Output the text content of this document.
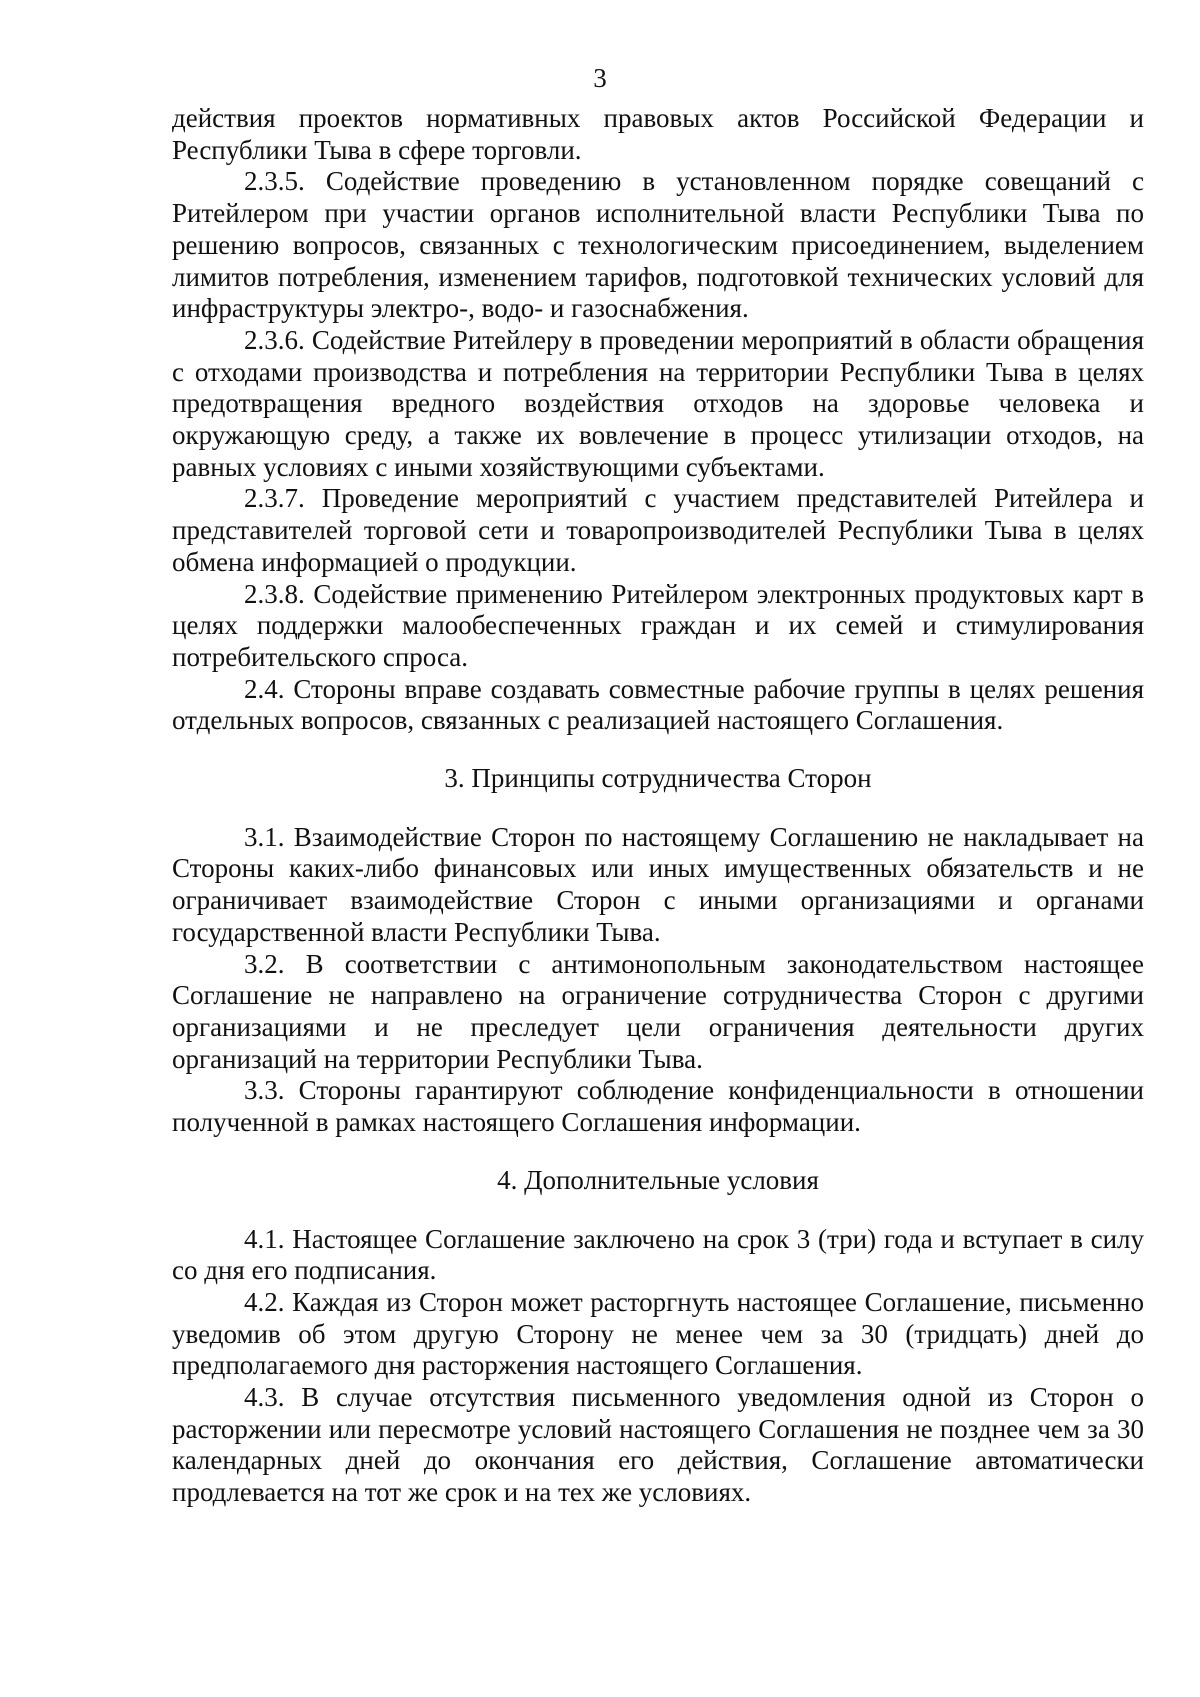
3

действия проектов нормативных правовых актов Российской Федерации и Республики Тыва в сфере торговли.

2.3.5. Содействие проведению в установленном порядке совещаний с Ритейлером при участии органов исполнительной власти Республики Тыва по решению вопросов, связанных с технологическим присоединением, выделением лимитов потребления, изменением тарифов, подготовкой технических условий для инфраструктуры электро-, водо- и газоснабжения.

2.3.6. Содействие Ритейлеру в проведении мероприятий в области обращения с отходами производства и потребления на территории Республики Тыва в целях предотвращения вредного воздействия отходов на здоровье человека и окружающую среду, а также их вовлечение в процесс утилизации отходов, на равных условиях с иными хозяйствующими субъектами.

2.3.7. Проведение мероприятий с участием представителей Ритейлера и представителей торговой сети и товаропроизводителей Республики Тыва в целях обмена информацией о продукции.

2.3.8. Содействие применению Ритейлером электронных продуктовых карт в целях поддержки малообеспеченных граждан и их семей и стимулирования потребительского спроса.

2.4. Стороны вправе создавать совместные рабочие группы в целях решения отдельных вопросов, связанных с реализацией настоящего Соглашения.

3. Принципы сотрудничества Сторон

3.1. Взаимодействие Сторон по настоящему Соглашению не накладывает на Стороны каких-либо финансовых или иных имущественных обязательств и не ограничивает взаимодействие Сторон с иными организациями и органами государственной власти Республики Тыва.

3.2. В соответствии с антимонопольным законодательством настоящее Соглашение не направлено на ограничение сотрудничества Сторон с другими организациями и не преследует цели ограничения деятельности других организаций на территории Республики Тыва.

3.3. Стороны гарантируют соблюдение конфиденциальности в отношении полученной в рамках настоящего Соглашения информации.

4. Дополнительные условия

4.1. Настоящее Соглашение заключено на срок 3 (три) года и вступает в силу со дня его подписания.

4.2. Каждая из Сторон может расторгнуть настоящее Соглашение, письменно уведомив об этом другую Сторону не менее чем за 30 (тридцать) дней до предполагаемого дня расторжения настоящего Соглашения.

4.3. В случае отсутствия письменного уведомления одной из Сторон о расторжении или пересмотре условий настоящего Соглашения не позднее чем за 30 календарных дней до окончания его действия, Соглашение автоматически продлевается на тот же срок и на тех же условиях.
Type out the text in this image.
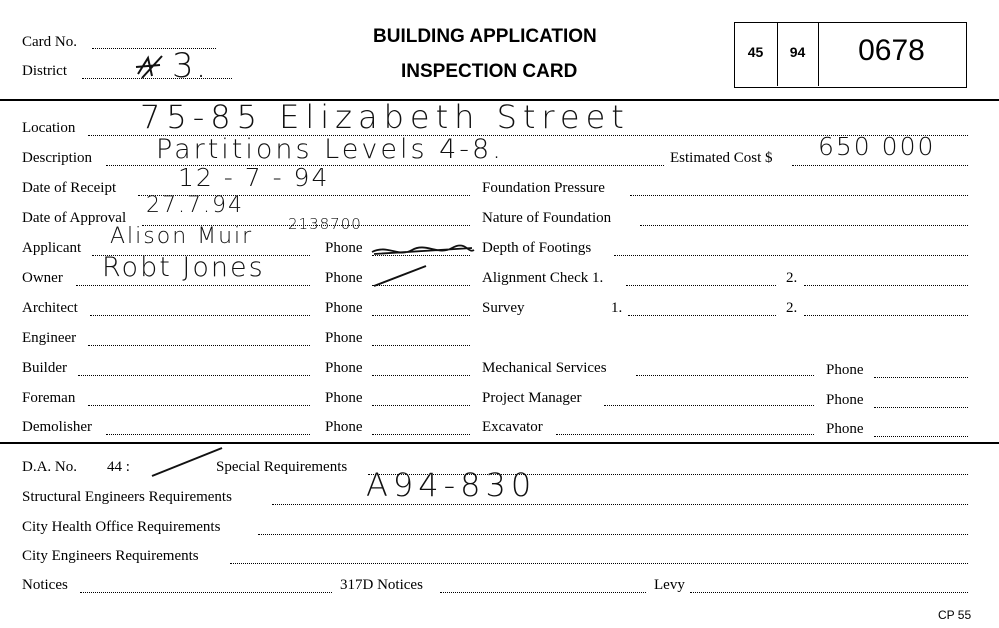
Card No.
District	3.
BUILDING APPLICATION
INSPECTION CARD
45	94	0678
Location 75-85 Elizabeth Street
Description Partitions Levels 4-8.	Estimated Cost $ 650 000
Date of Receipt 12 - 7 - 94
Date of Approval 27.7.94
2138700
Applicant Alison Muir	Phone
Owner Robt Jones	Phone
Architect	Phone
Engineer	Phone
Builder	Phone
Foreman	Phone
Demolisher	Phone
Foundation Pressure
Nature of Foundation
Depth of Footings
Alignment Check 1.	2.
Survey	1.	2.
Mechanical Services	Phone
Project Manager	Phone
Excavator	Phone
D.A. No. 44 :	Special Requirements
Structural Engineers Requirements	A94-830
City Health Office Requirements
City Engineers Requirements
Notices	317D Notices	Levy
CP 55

» Task directions: Going through the records above, state how many lines carry "Тыва", with no other text.

» Solution for this task: 6